PROBLEM TO WORK ON: Among the lines below, list those containing the string "White".

RECORD EXTRACTS:

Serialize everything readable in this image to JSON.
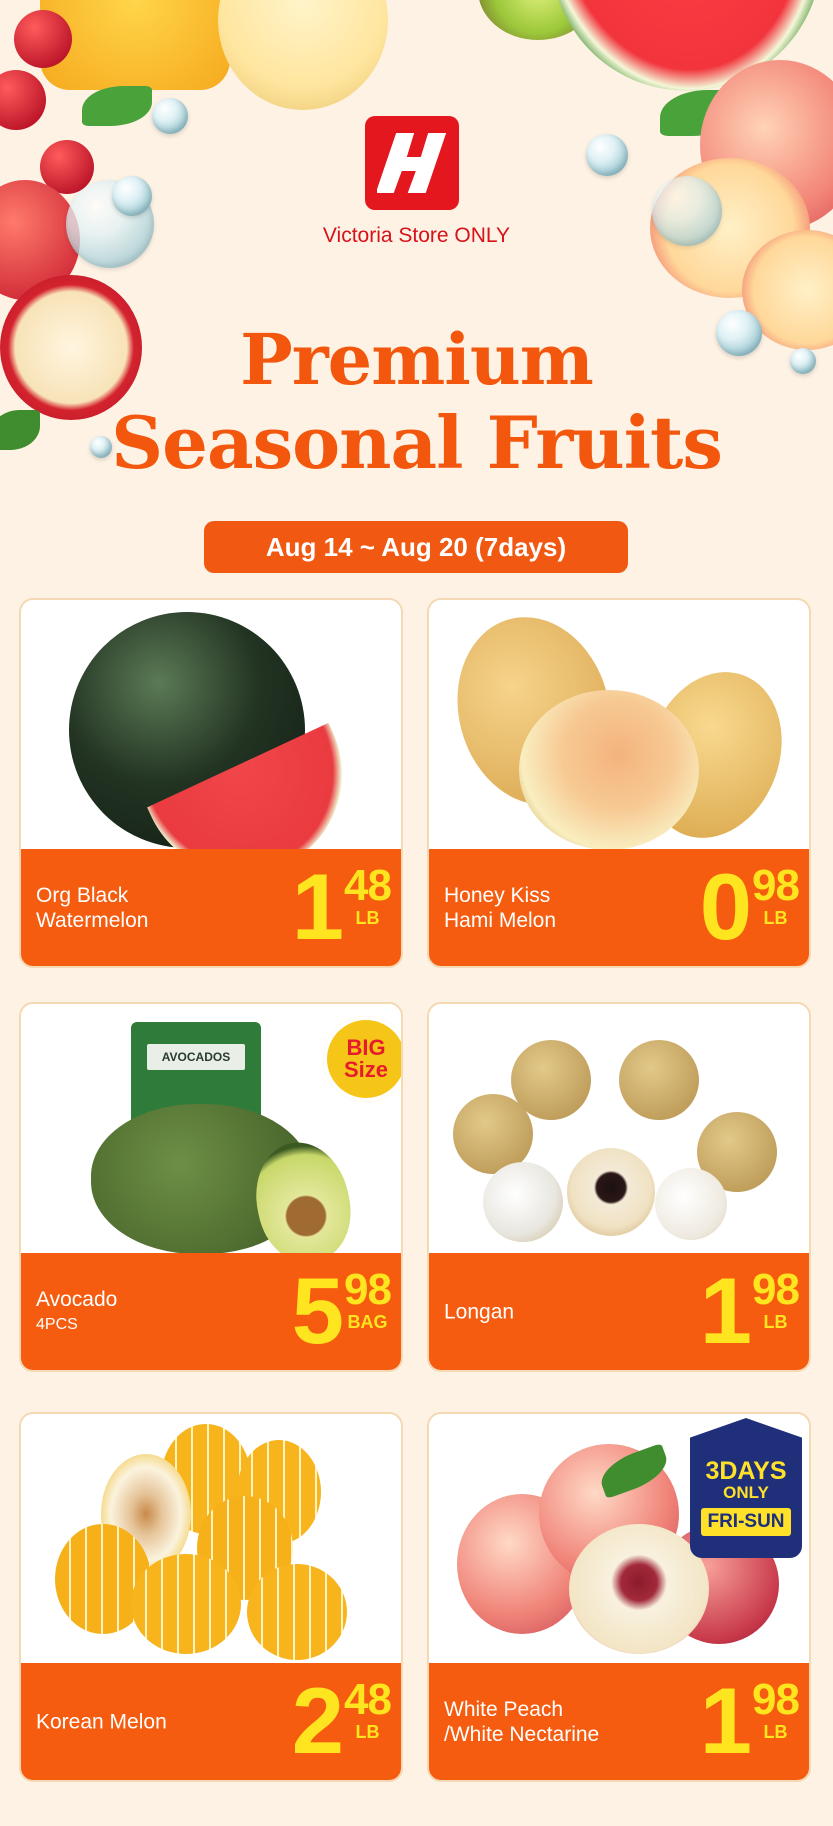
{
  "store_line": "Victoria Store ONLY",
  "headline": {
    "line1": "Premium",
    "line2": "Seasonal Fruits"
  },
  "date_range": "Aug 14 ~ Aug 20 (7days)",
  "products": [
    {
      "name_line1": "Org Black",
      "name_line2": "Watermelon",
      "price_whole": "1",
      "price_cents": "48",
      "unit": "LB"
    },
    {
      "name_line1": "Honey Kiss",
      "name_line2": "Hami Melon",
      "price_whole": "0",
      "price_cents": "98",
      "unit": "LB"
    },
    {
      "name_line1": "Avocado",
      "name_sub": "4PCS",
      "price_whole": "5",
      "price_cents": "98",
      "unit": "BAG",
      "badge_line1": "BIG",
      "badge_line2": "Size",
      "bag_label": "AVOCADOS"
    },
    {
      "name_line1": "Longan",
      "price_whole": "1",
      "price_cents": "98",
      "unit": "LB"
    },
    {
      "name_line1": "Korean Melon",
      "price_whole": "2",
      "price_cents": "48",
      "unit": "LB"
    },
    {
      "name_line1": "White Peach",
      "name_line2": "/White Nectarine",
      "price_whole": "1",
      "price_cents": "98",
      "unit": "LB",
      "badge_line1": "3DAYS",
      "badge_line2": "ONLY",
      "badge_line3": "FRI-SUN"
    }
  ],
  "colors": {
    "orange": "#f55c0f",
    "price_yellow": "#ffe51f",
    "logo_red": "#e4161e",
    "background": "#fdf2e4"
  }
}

WRITTEN REPLY:
      "name_line1": "White Peach",
      "name_line2": "/White Nectarine",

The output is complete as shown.